→ Task data:
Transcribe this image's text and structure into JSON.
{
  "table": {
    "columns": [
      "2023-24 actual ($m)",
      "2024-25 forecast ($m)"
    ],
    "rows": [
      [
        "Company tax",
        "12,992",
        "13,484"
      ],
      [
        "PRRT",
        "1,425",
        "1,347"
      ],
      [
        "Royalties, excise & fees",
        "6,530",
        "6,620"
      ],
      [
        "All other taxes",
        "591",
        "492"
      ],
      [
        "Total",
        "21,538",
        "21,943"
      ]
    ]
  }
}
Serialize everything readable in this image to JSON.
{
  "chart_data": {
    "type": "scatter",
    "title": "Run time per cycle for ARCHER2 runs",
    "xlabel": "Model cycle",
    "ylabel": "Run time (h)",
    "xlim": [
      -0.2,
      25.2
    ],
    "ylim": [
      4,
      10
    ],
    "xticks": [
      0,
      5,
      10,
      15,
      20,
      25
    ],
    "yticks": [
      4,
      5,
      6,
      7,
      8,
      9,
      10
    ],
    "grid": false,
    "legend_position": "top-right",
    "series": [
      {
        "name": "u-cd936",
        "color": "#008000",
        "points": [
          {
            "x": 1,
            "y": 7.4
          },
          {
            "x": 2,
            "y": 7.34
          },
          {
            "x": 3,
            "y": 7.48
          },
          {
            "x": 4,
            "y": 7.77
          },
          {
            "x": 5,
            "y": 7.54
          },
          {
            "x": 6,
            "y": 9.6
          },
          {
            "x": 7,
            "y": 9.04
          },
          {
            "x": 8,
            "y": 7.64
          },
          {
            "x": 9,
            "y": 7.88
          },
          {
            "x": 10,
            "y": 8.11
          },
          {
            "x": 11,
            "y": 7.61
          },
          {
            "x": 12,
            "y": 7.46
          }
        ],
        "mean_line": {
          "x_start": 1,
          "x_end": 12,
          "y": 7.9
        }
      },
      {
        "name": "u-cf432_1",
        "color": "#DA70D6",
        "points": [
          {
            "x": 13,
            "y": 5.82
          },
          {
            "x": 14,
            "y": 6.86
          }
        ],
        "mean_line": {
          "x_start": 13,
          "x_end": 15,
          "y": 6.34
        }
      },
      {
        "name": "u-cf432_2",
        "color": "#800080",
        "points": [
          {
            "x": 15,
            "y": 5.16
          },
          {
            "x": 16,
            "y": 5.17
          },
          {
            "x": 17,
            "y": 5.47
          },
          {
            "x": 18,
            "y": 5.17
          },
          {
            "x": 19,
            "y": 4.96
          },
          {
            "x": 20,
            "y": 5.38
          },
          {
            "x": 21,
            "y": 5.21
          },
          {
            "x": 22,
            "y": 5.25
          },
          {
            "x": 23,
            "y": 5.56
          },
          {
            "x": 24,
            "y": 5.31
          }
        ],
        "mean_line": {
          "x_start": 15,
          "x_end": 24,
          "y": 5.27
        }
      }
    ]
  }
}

→ Task to complete: All of the data must be returned exactly.

→ Worked solution:
Transcribe this image's text and structure into JSON.
{
  "table": {
    "columns": [
      "2023-24 actual ($m)",
      "2024-25 forecast ($m)"
    ],
    "rows": [
      [
        "Company tax",
        "12,992",
        "13,484"
      ],
      [
        "PRRT",
        "1,425",
        "1,347"
      ],
      [
        "Royalties, excise & fees",
        "6,530",
        "6,620"
      ],
      [
        "All other taxes",
        "591",
        "492"
      ],
      [
        "Total",
        "21,538",
        "21,943"
      ]
    ]
  }
}
Serialize everything readable in this image to JSON.
{
  "chart_data": {
    "type": "scatter",
    "title": "Run time per cycle for ARCHER2 runs",
    "xlabel": "Model cycle",
    "ylabel": "Run time (h)",
    "xlim": [
      -0.2,
      25.2
    ],
    "ylim": [
      4,
      10
    ],
    "xticks": [
      0,
      5,
      10,
      15,
      20,
      25
    ],
    "yticks": [
      4,
      5,
      6,
      7,
      8,
      9,
      10
    ],
    "grid": false,
    "legend_position": "top-right",
    "series": [
      {
        "name": "u-cd936",
        "color": "#008000",
        "points": [
          {
            "x": 1,
            "y": 7.4
          },
          {
            "x": 2,
            "y": 7.34
          },
          {
            "x": 3,
            "y": 7.48
          },
          {
            "x": 4,
            "y": 7.77
          },
          {
            "x": 5,
            "y": 7.54
          },
          {
            "x": 6,
            "y": 9.6
          },
          {
            "x": 7,
            "y": 9.04
          },
          {
            "x": 8,
            "y": 7.64
          },
          {
            "x": 9,
            "y": 7.88
          },
          {
            "x": 10,
            "y": 8.11
          },
          {
            "x": 11,
            "y": 7.61
          },
          {
            "x": 12,
            "y": 7.46
          }
        ],
        "mean_line": {
          "x_start": 1,
          "x_end": 12,
          "y": 7.9
        }
      },
      {
        "name": "u-cf432_1",
        "color": "#DA70D6",
        "points": [
          {
            "x": 13,
            "y": 5.82
          },
          {
            "x": 14,
            "y": 6.86
          }
        ],
        "mean_line": {
          "x_start": 13,
          "x_end": 15,
          "y": 6.34
        }
      },
      {
        "name": "u-cf432_2",
        "color": "#800080",
        "points": [
          {
            "x": 15,
            "y": 5.16
          },
          {
            "x": 16,
            "y": 5.17
          },
          {
            "x": 17,
            "y": 5.47
          },
          {
            "x": 18,
            "y": 5.17
          },
          {
            "x": 19,
            "y": 4.96
          },
          {
            "x": 20,
            "y": 5.38
          },
          {
            "x": 21,
            "y": 5.21
          },
          {
            "x": 22,
            "y": 5.25
          },
          {
            "x": 23,
            "y": 5.56
          },
          {
            "x": 24,
            "y": 5.31
          }
        ],
        "mean_line": {
          "x_start": 15,
          "x_end": 24,
          "y": 5.27
        }
      }
    ]
  }
}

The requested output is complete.